DATA ROWS:
+++

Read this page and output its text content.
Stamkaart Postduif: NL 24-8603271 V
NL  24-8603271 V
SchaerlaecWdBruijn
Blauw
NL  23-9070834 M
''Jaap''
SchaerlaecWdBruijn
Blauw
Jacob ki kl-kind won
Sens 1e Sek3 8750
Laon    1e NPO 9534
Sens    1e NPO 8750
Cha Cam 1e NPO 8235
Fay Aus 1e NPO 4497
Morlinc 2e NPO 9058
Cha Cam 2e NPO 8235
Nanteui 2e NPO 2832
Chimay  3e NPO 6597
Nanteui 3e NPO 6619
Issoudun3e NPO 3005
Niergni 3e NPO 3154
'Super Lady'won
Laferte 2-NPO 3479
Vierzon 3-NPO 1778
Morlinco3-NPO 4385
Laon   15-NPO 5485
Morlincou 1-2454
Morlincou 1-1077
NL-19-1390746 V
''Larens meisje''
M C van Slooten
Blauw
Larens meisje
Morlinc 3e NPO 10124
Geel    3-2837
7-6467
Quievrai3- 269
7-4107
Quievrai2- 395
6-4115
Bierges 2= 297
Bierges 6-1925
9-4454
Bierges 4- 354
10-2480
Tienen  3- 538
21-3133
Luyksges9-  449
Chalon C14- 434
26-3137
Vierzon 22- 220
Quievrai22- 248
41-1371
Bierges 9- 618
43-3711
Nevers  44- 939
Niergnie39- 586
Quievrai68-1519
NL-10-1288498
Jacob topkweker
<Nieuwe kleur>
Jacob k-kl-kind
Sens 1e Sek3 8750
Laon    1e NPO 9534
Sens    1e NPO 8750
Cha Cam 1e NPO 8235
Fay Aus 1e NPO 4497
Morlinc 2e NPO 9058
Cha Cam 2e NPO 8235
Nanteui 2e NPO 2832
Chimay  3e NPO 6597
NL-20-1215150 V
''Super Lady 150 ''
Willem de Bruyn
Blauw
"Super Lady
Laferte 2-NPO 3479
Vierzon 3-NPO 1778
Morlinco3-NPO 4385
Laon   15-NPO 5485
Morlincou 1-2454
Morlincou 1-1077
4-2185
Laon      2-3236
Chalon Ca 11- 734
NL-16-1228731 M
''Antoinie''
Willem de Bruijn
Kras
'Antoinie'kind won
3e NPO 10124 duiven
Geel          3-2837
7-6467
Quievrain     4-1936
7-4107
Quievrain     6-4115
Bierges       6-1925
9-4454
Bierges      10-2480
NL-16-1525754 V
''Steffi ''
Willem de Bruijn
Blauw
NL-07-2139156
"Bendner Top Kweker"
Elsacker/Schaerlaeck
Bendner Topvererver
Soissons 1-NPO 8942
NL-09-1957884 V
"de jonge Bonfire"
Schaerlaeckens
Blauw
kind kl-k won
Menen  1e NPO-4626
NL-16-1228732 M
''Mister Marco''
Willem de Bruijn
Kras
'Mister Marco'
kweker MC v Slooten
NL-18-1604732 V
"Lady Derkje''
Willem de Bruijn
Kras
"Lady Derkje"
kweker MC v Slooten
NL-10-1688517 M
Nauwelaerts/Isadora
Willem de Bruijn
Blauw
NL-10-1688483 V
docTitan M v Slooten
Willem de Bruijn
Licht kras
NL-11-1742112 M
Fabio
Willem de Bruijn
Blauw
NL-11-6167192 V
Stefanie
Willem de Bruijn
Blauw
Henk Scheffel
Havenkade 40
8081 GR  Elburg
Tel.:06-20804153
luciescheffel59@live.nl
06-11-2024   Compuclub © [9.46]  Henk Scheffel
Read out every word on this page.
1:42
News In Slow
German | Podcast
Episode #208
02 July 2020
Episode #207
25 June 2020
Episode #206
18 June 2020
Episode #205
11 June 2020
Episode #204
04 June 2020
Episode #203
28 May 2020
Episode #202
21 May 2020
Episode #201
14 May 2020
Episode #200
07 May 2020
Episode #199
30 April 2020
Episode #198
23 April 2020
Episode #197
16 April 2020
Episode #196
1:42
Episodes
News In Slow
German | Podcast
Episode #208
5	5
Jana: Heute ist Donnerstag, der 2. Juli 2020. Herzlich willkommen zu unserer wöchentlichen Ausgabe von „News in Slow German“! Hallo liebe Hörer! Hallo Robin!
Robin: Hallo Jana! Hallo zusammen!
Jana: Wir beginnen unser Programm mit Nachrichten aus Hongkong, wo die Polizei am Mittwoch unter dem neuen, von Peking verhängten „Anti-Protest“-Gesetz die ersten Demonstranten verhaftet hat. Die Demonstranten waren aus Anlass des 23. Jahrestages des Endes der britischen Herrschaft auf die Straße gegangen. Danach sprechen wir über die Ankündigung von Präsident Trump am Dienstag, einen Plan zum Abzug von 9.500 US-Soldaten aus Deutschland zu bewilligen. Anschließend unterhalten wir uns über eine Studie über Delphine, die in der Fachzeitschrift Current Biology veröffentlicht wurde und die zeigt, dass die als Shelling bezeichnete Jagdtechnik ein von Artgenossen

+++

GIVEN TASK:
Everything from the line containing "Read out every word on this page." through the final line of the listing, inclusive, must be reproduced exactly; leave out the rest.

SOLUTION BELOW:
Read out every word on this page.
1:42
News In Slow
German | Podcast
Episode #208
02 July 2020
Episode #207
25 June 2020
Episode #206
18 June 2020
Episode #205
11 June 2020
Episode #204
04 June 2020
Episode #203
28 May 2020
Episode #202
21 May 2020
Episode #201
14 May 2020
Episode #200
07 May 2020
Episode #199
30 April 2020
Episode #198
23 April 2020
Episode #197
16 April 2020
Episode #196
1:42
Episodes
News In Slow
German | Podcast
Episode #208
5	5
Jana: Heute ist Donnerstag, der 2. Juli 2020. Herzlich willkommen zu unserer wöchentlichen Ausgabe von „News in Slow German“! Hallo liebe Hörer! Hallo Robin!
Robin: Hallo Jana! Hallo zusammen!
Jana: Wir beginnen unser Programm mit Nachrichten aus Hongkong, wo die Polizei am Mittwoch unter dem neuen, von Peking verhängten „Anti-Protest“-Gesetz die ersten Demonstranten verhaftet hat. Die Demonstranten waren aus Anlass des 23. Jahrestages des Endes der britischen Herrschaft auf die Straße gegangen. Danach sprechen wir über die Ankündigung von Präsident Trump am Dienstag, einen Plan zum Abzug von 9.500 US-Soldaten aus Deutschland zu bewilligen. Anschließend unterhalten wir uns über eine Studie über Delphine, die in der Fachzeitschrift Current Biology veröffentlicht wurde und die zeigt, dass die als Shelling bezeichnete Jagdtechnik ein von Artgenossen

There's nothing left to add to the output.